── Supplied records ──
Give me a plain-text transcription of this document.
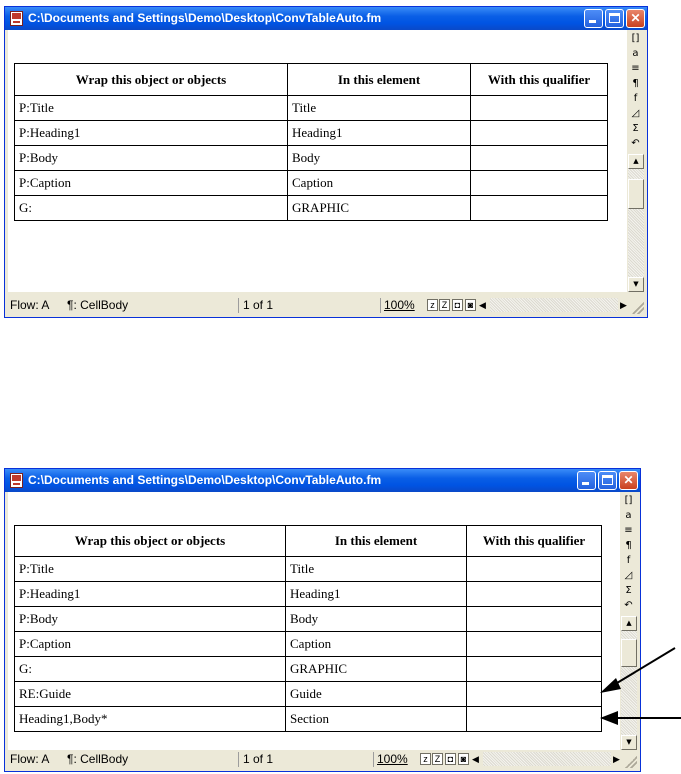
C:\Documents and Settings\Demo\Desktop\ConvTableAuto.fm	✕
Wrap this object or objects	In this element	With this qualifier
P:Title	Title	
P:Heading1	Heading1	
P:Body	Body	
P:Caption	Caption	
G:	GRAPHIC	
[]
a
≡
¶
f
◿
Σ
↶
▲
▼
Flow: A ¶: CellBody	1 of 1	100%	z Z ◘ ◙ ◀	▶
C:\Documents and Settings\Demo\Desktop\ConvTableAuto.fm	✕
Wrap this object or objects	In this element	With this qualifier
P:Title	Title	
P:Heading1	Heading1	
P:Body	Body	
P:Caption	Caption	
G:	GRAPHIC	
RE:Guide	Guide	
Heading1,Body*	Section	
[]
a
≡
¶
f
◿
Σ
↶
▲
▼
Flow: A ¶: CellBody	1 of 1	100%	z Z ◘ ◙ ◀	▶
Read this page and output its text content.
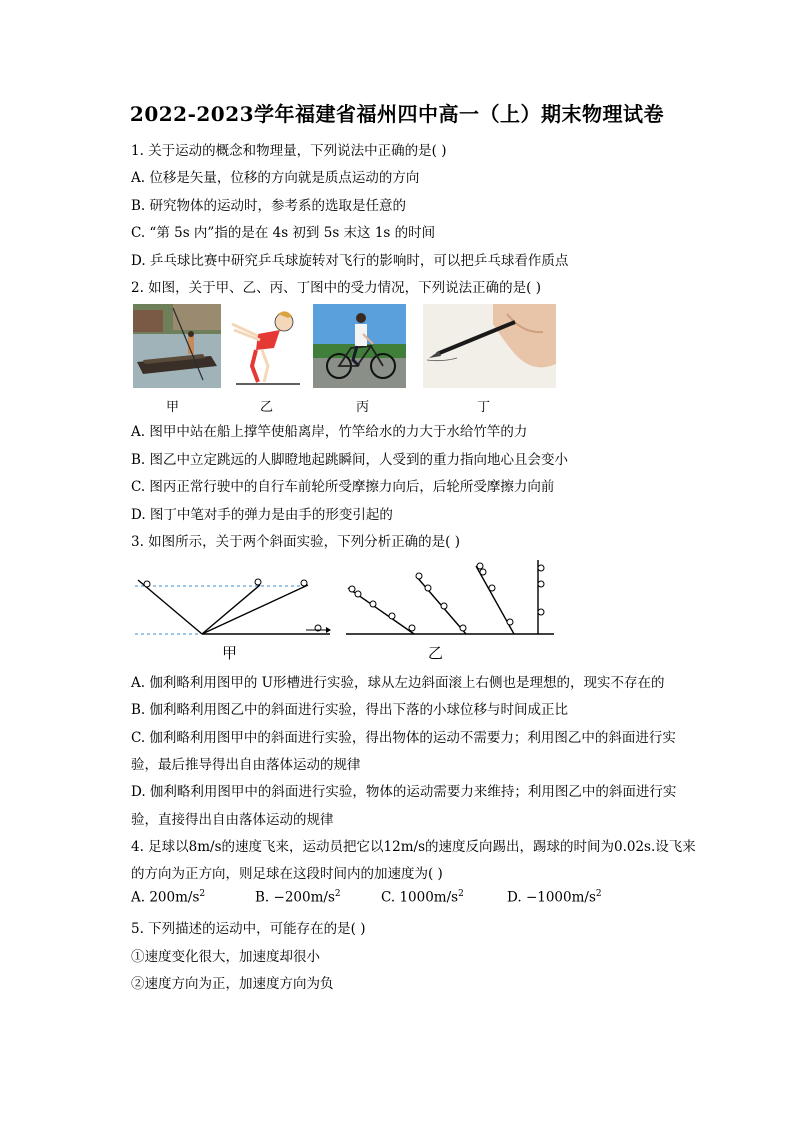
2022-2023学年福建省福州四中高一（上）期末物理试卷
1. 关于运动的概念和物理量，下列说法中正确的是( )
A. 位移是矢量，位移的方向就是质点运动的方向
B. 研究物体的运动时，参考系的选取是任意的
C. “第 5s 内”指的是在 4s 初到 5s 末这 1s 的时间
D. 乒乓球比赛中研究乒乓球旋转对飞行的影响时，可以把乒乓球看作质点
2. 如图，关于甲、乙、丙、丁图中的受力情况，下列说法正确的是( )
甲	乙	丙	丁
A. 图甲中站在船上撑竿使船离岸，竹竿给水的力大于水给竹竿的力
B. 图乙中立定跳远的人脚瞪地起跳瞬间，人受到的重力指向地心且会变小
C. 图丙正常行驶中的自行车前轮所受摩擦力向后，后轮所受摩擦力向前
D. 图丁中笔对手的弹力是由手的形变引起的
3. 如图所示，关于两个斜面实验，下列分析正确的是( )
甲	乙
A. 伽利略利用图甲的 U形槽进行实验，球从左边斜面滚上右侧也是理想的，现实不存在的
B. 伽利略利用图乙中的斜面进行实验，得出下落的小球位移与时间成正比
C. 伽利略利用图甲中的斜面进行实验，得出物体的运动不需要力；利用图乙中的斜面进行实
验，最后推导得出自由落体运动的规律
D. 伽利略利用图甲中的斜面进行实验，物体的运动需要力来维持；利用图乙中的斜面进行实
验，直接得出自由落体运动的规律
4. 足球以8m/s的速度飞来，运动员把它以12m/s的速度反向踢出，踢球的时间为0.02s.设飞来
的方向为正方向，则足球在这段时间内的加速度为( )
A. $200m/s^2$	B. $-200m/s^2$	C. $1000m/s^2$	D. $-1000m/s^2$
5. 下列描述的运动中，可能存在的是( )
①速度变化很大，加速度却很小
②速度方向为正，加速度方向为负
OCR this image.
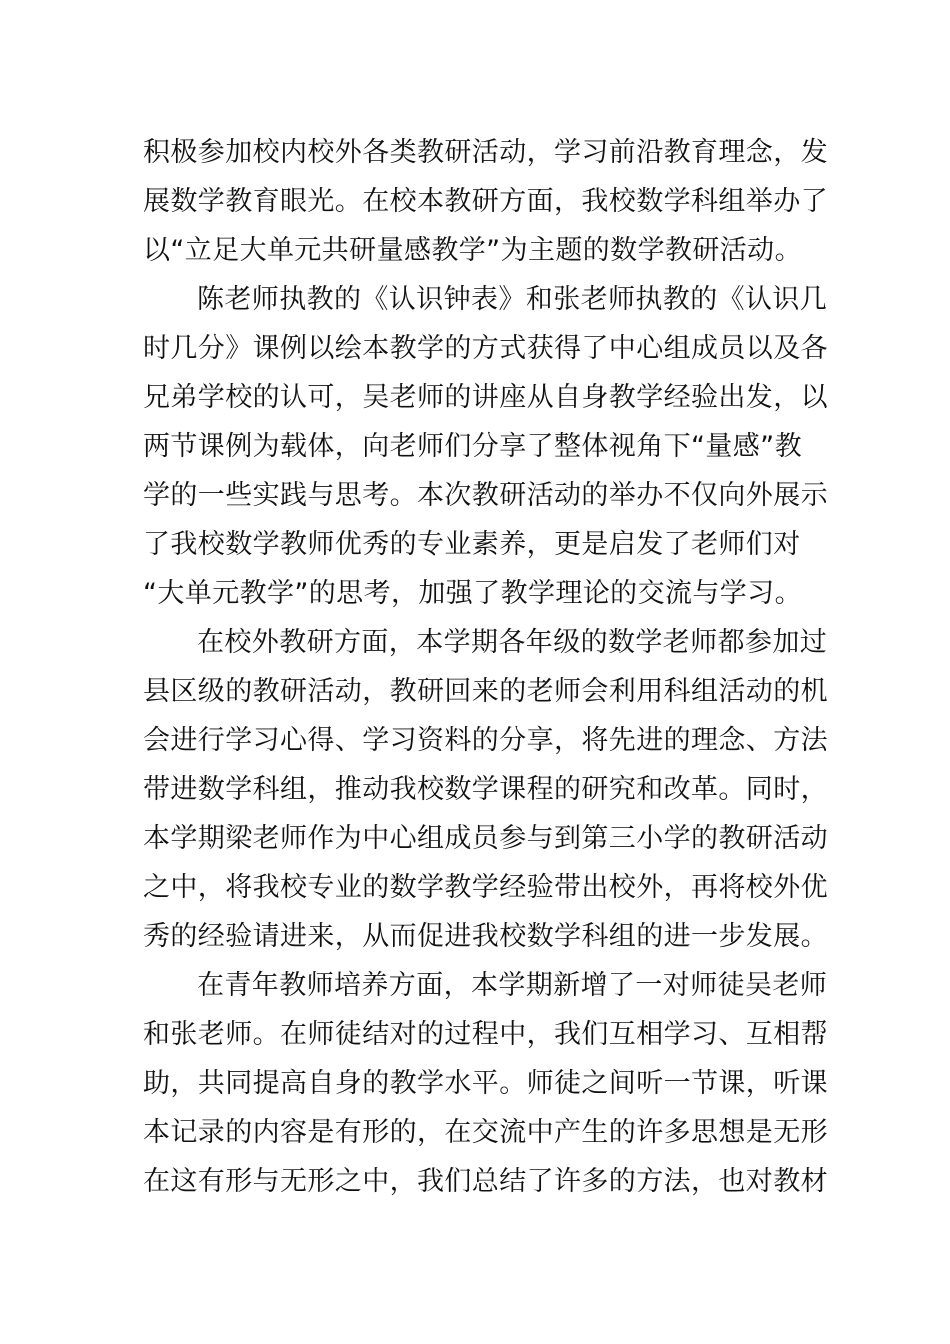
积极参加校内校外各类教研活动，学习前沿教育理念，发
展数学教育眼光。在校本教研方面，我校数学科组举办了
以“立足大单元共研量感教学”为主题的数学教研活动。
陈老师执教的《认识钟表》和张老师执教的《认识几
时几分》课例以绘本教学的方式获得了中心组成员以及各
兄弟学校的认可，吴老师的讲座从自身教学经验出发，以
两节课例为载体，向老师们分享了整体视角下“量感”教
学的一些实践与思考。本次教研活动的举办不仅向外展示
了我校数学教师优秀的专业素养，更是启发了老师们对
“大单元教学”的思考，加强了教学理论的交流与学习。
在校外教研方面，本学期各年级的数学老师都参加过
县区级的教研活动，教研回来的老师会利用科组活动的机
会进行学习心得、学习资料的分享，将先进的理念、方法
带进数学科组，推动我校数学课程的研究和改革。同时，
本学期梁老师作为中心组成员参与到第三小学的教研活动
之中，将我校专业的数学教学经验带出校外，再将校外优
秀的经验请进来，从而促进我校数学科组的进一步发展。
在青年教师培养方面，本学期新增了一对师徒吴老师
和张老师。在师徒结对的过程中，我们互相学习、互相帮
助，共同提高自身的教学水平。师徒之间听一节课，听课
本记录的内容是有形的，在交流中产生的许多思想是无形
在这有形与无形之中，我们总结了许多的方法，也对教材
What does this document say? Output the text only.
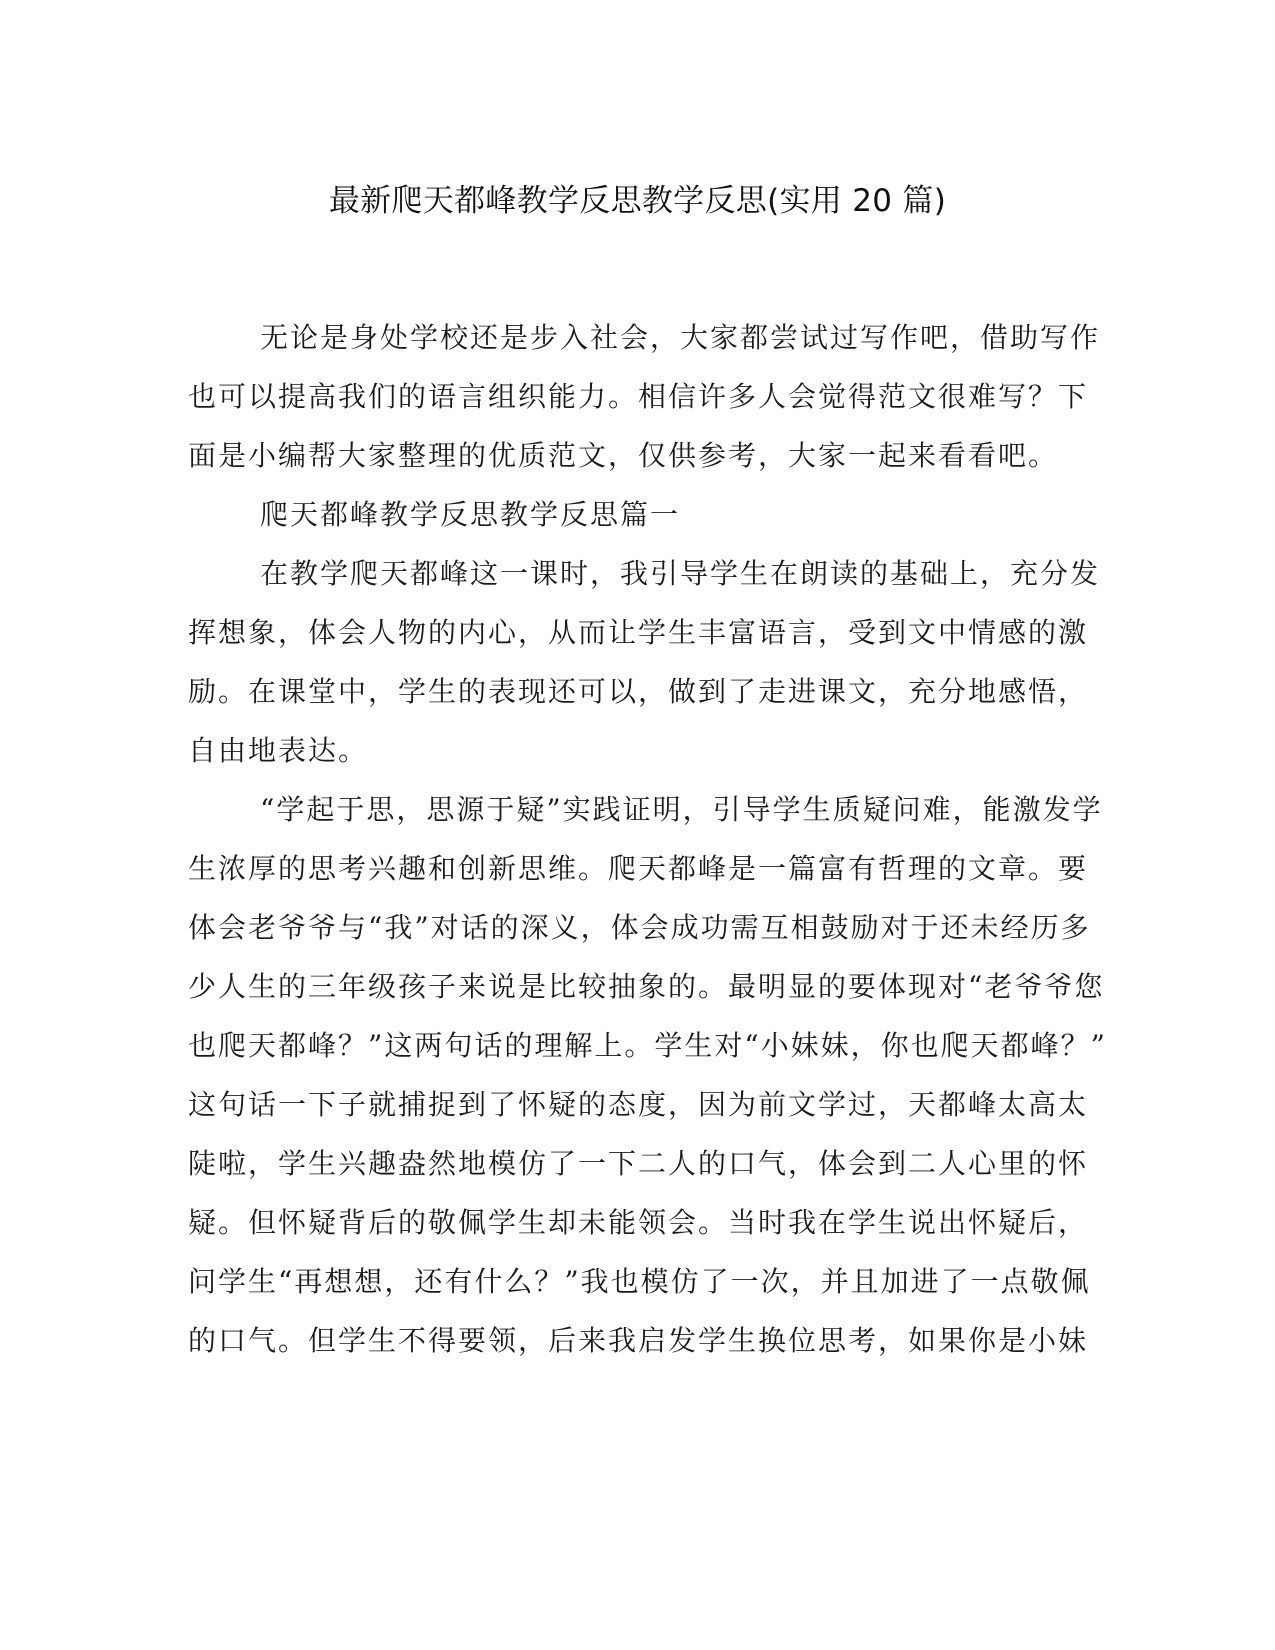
最新爬天都峰教学反思教学反思(实用 20 篇)
无论是身处学校还是步入社会，大家都尝试过写作吧，借助写作
也可以提高我们的语言组织能力。相信许多人会觉得范文很难写？下
面是小编帮大家整理的优质范文，仅供参考，大家一起来看看吧。
爬天都峰教学反思教学反思篇一
在教学爬天都峰这一课时，我引导学生在朗读的基础上，充分发
挥想象，体会人物的内心，从而让学生丰富语言，受到文中情感的激
励。在课堂中，学生的表现还可以，做到了走进课文，充分地感悟，
自由地表达。
“学起于思，思源于疑”实践证明，引导学生质疑问难，能激发学
生浓厚的思考兴趣和创新思维。爬天都峰是一篇富有哲理的文章。要
体会老爷爷与“我”对话的深义，体会成功需互相鼓励对于还未经历多
少人生的三年级孩子来说是比较抽象的。最明显的要体现对“老爷爷您
也爬天都峰？”这两句话的理解上。学生对“小妹妹，你也爬天都峰？”
这句话一下子就捕捉到了怀疑的态度，因为前文学过，天都峰太高太
陡啦，学生兴趣盎然地模仿了一下二人的口气，体会到二人心里的怀
疑。但怀疑背后的敬佩学生却未能领会。当时我在学生说出怀疑后，
问学生“再想想，还有什么？”我也模仿了一次，并且加进了一点敬佩
的口气。但学生不得要领，后来我启发学生换位思考，如果你是小妹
───
• _Work to complete_: Write out the data precisely as given, excluding the pictures.

• _Response to this exercise_:
Give me a plain-text transcription of this document.
C:\Documents and Settings\Demo\Desktop\ConvTableAuto.fm	✕
Wrap this object or objects	In this element	With this qualifier
P:Title	Title	
P:Heading1	Heading1	
P:Body	Body	
P:Caption	Caption	
G:	GRAPHIC	
[]
a
≡
¶
f
◿
Σ
↶
▲
▼
Flow: A ¶: CellBody	1 of 1	100%	z Z ◘ ◙ ◀	▶
C:\Documents and Settings\Demo\Desktop\ConvTableAuto.fm	✕
Wrap this object or objects	In this element	With this qualifier
P:Title	Title	
P:Heading1	Heading1	
P:Body	Body	
P:Caption	Caption	
G:	GRAPHIC	
RE:Guide	Guide	
Heading1,Body*	Section	
[]
a
≡
¶
f
◿
Σ
↶
▲
▼
Flow: A ¶: CellBody	1 of 1	100%	z Z ◘ ◙ ◀	▶
Read this page and output its text content.
2022-2023学年福建省福州四中高一（上）期末物理试卷
1. 关于运动的概念和物理量，下列说法中正确的是( )
A. 位移是矢量，位移的方向就是质点运动的方向
B. 研究物体的运动时，参考系的选取是任意的
C. “第 5s 内”指的是在 4s 初到 5s 末这 1s 的时间
D. 乒乓球比赛中研究乒乓球旋转对飞行的影响时，可以把乒乓球看作质点
2. 如图，关于甲、乙、丙、丁图中的受力情况，下列说法正确的是( )
甲	乙	丙	丁
A. 图甲中站在船上撑竿使船离岸，竹竿给水的力大于水给竹竿的力
B. 图乙中立定跳远的人脚瞪地起跳瞬间，人受到的重力指向地心且会变小
C. 图丙正常行驶中的自行车前轮所受摩擦力向后，后轮所受摩擦力向前
D. 图丁中笔对手的弹力是由手的形变引起的
3. 如图所示，关于两个斜面实验，下列分析正确的是( )
甲	乙
A. 伽利略利用图甲的 U形槽进行实验，球从左边斜面滚上右侧也是理想的，现实不存在的
B. 伽利略利用图乙中的斜面进行实验，得出下落的小球位移与时间成正比
C. 伽利略利用图甲中的斜面进行实验，得出物体的运动不需要力；利用图乙中的斜面进行实
验，最后推导得出自由落体运动的规律
D. 伽利略利用图甲中的斜面进行实验，物体的运动需要力来维持；利用图乙中的斜面进行实
验，直接得出自由落体运动的规律
4. 足球以8m/s的速度飞来，运动员把它以12m/s的速度反向踢出，踢球的时间为0.02s.设飞来
的方向为正方向，则足球在这段时间内的加速度为( )
A. $200m/s^2$	B. $-200m/s^2$	C. $1000m/s^2$	D. $-1000m/s^2$
5. 下列描述的运动中，可能存在的是( )
①速度变化很大，加速度却很小
②速度方向为正，加速度方向为负
OCR this image.
积极参加校内校外各类教研活动，学习前沿教育理念，发
展数学教育眼光。在校本教研方面，我校数学科组举办了
以“立足大单元共研量感教学”为主题的数学教研活动。
陈老师执教的《认识钟表》和张老师执教的《认识几
时几分》课例以绘本教学的方式获得了中心组成员以及各
兄弟学校的认可，吴老师的讲座从自身教学经验出发，以
两节课例为载体，向老师们分享了整体视角下“量感”教
学的一些实践与思考。本次教研活动的举办不仅向外展示
了我校数学教师优秀的专业素养，更是启发了老师们对
“大单元教学”的思考，加强了教学理论的交流与学习。
在校外教研方面，本学期各年级的数学老师都参加过
县区级的教研活动，教研回来的老师会利用科组活动的机
会进行学习心得、学习资料的分享，将先进的理念、方法
带进数学科组，推动我校数学课程的研究和改革。同时，
本学期梁老师作为中心组成员参与到第三小学的教研活动
之中，将我校专业的数学教学经验带出校外，再将校外优
秀的经验请进来，从而促进我校数学科组的进一步发展。
在青年教师培养方面，本学期新增了一对师徒吴老师
和张老师。在师徒结对的过程中，我们互相学习、互相帮
助，共同提高自身的教学水平。师徒之间听一节课，听课
本记录的内容是有形的，在交流中产生的许多思想是无形
在这有形与无形之中，我们总结了许多的方法，也对教材
What does this document say? Output the text only.
最新爬天都峰教学反思教学反思(实用 20 篇)
无论是身处学校还是步入社会，大家都尝试过写作吧，借助写作
也可以提高我们的语言组织能力。相信许多人会觉得范文很难写？下
面是小编帮大家整理的优质范文，仅供参考，大家一起来看看吧。
爬天都峰教学反思教学反思篇一
在教学爬天都峰这一课时，我引导学生在朗读的基础上，充分发
挥想象，体会人物的内心，从而让学生丰富语言，受到文中情感的激
励。在课堂中，学生的表现还可以，做到了走进课文，充分地感悟，
自由地表达。
“学起于思，思源于疑”实践证明，引导学生质疑问难，能激发学
生浓厚的思考兴趣和创新思维。爬天都峰是一篇富有哲理的文章。要
体会老爷爷与“我”对话的深义，体会成功需互相鼓励对于还未经历多
少人生的三年级孩子来说是比较抽象的。最明显的要体现对“老爷爷您
也爬天都峰？”这两句话的理解上。学生对“小妹妹，你也爬天都峰？”
这句话一下子就捕捉到了怀疑的态度，因为前文学过，天都峰太高太
陡啦，学生兴趣盎然地模仿了一下二人的口气，体会到二人心里的怀
疑。但怀疑背后的敬佩学生却未能领会。当时我在学生说出怀疑后，
问学生“再想想，还有什么？”我也模仿了一次，并且加进了一点敬佩
的口气。但学生不得要领，后来我启发学生换位思考，如果你是小妹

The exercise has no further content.